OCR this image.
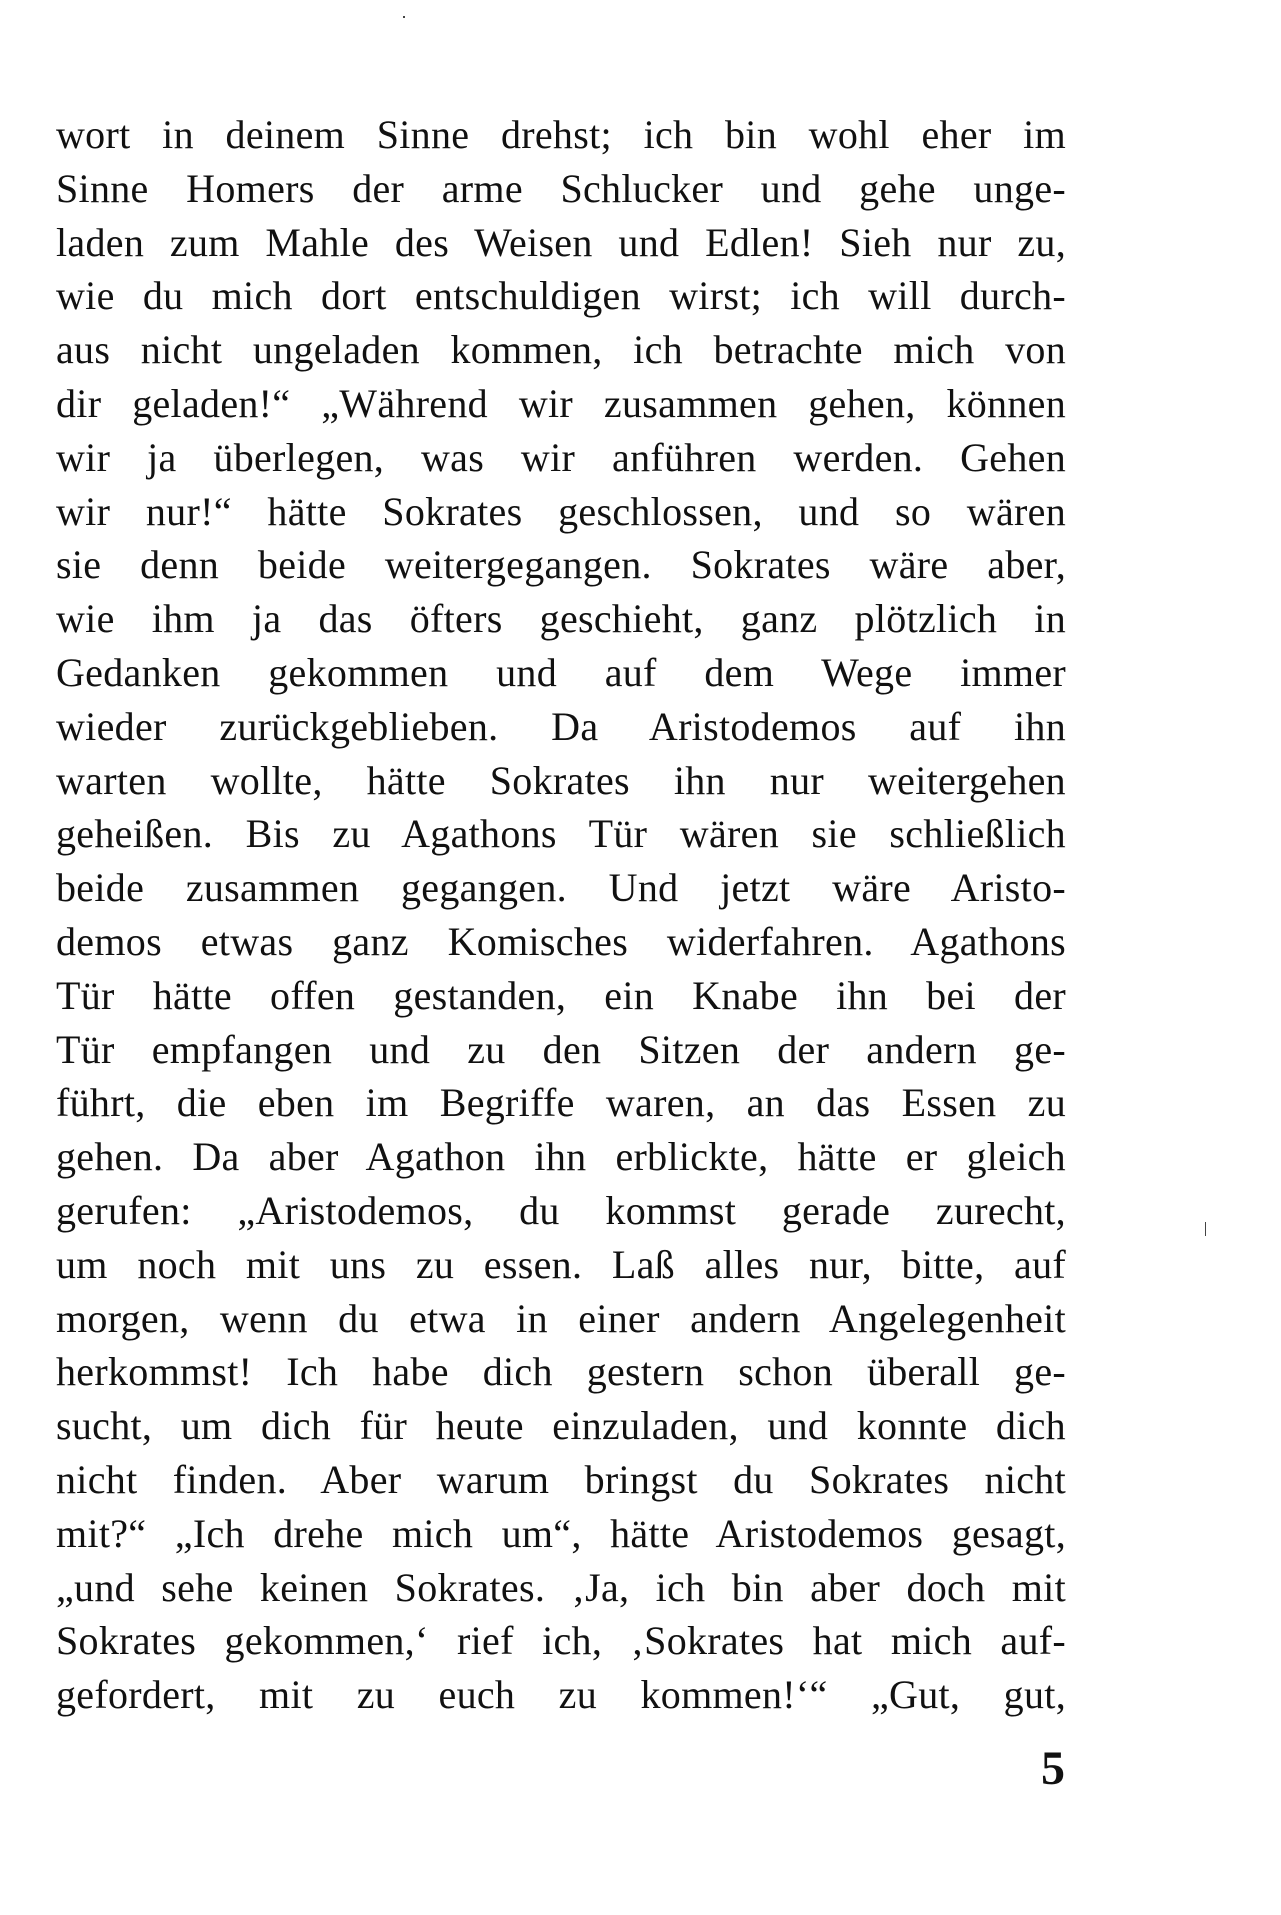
wort in deinem Sinne drehst; ich bin wohl eher im
Sinne Homers der arme Schlucker und gehe unge-
laden zum Mahle des Weisen und Edlen! Sieh nur zu,
wie du mich dort entschuldigen wirst; ich will durch-
aus nicht ungeladen kommen, ich betrachte mich von
dir geladen!“ „Während wir zusammen gehen, können
wir ja überlegen, was wir anführen werden. Gehen
wir nur!“ hätte Sokrates geschlossen, und so wären
sie denn beide weitergegangen. Sokrates wäre aber,
wie ihm ja das öfters geschieht, ganz plötzlich in
Gedanken gekommen und auf dem Wege immer
wieder zurückgeblieben. Da Aristodemos auf ihn
warten wollte, hätte Sokrates ihn nur weitergehen
geheißen. Bis zu Agathons Tür wären sie schließlich
beide zusammen gegangen. Und jetzt wäre Aristo-
demos etwas ganz Komisches widerfahren. Agathons
Tür hätte offen gestanden, ein Knabe ihn bei der
Tür empfangen und zu den Sitzen der andern ge-
führt, die eben im Begriffe waren, an das Essen zu
gehen. Da aber Agathon ihn erblickte, hätte er gleich
gerufen: „Aristodemos, du kommst gerade zurecht,
um noch mit uns zu essen. Laß alles nur, bitte, auf
morgen, wenn du etwa in einer andern Angelegenheit
herkommst! Ich habe dich gestern schon überall ge-
sucht, um dich für heute einzuladen, und konnte dich
nicht finden. Aber warum bringst du Sokrates nicht
mit?“ „Ich drehe mich um“, hätte Aristodemos gesagt,
„und sehe keinen Sokrates. ‚Ja, ich bin aber doch mit
Sokrates gekommen,‘ rief ich, ‚Sokrates hat mich auf-
gefordert, mit zu euch zu kommen!‘“ „Gut, gut,
5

▶ _What is asked_:
Reproduce all of the data exactly, omitting each picture it holds.

▶ _Finished exercise_:
OCR this image.
wort in deinem Sinne drehst; ich bin wohl eher im
Sinne Homers der arme Schlucker und gehe unge-
laden zum Mahle des Weisen und Edlen! Sieh nur zu,
wie du mich dort entschuldigen wirst; ich will durch-
aus nicht ungeladen kommen, ich betrachte mich von
dir geladen!“ „Während wir zusammen gehen, können
wir ja überlegen, was wir anführen werden. Gehen
wir nur!“ hätte Sokrates geschlossen, und so wären
sie denn beide weitergegangen. Sokrates wäre aber,
wie ihm ja das öfters geschieht, ganz plötzlich in
Gedanken gekommen und auf dem Wege immer
wieder zurückgeblieben. Da Aristodemos auf ihn
warten wollte, hätte Sokrates ihn nur weitergehen
geheißen. Bis zu Agathons Tür wären sie schließlich
beide zusammen gegangen. Und jetzt wäre Aristo-
demos etwas ganz Komisches widerfahren. Agathons
Tür hätte offen gestanden, ein Knabe ihn bei der
Tür empfangen und zu den Sitzen der andern ge-
führt, die eben im Begriffe waren, an das Essen zu
gehen. Da aber Agathon ihn erblickte, hätte er gleich
gerufen: „Aristodemos, du kommst gerade zurecht,
um noch mit uns zu essen. Laß alles nur, bitte, auf
morgen, wenn du etwa in einer andern Angelegenheit
herkommst! Ich habe dich gestern schon überall ge-
sucht, um dich für heute einzuladen, und konnte dich
nicht finden. Aber warum bringst du Sokrates nicht
mit?“ „Ich drehe mich um“, hätte Aristodemos gesagt,
„und sehe keinen Sokrates. ‚Ja, ich bin aber doch mit
Sokrates gekommen,‘ rief ich, ‚Sokrates hat mich auf-
gefordert, mit zu euch zu kommen!‘“ „Gut, gut,
5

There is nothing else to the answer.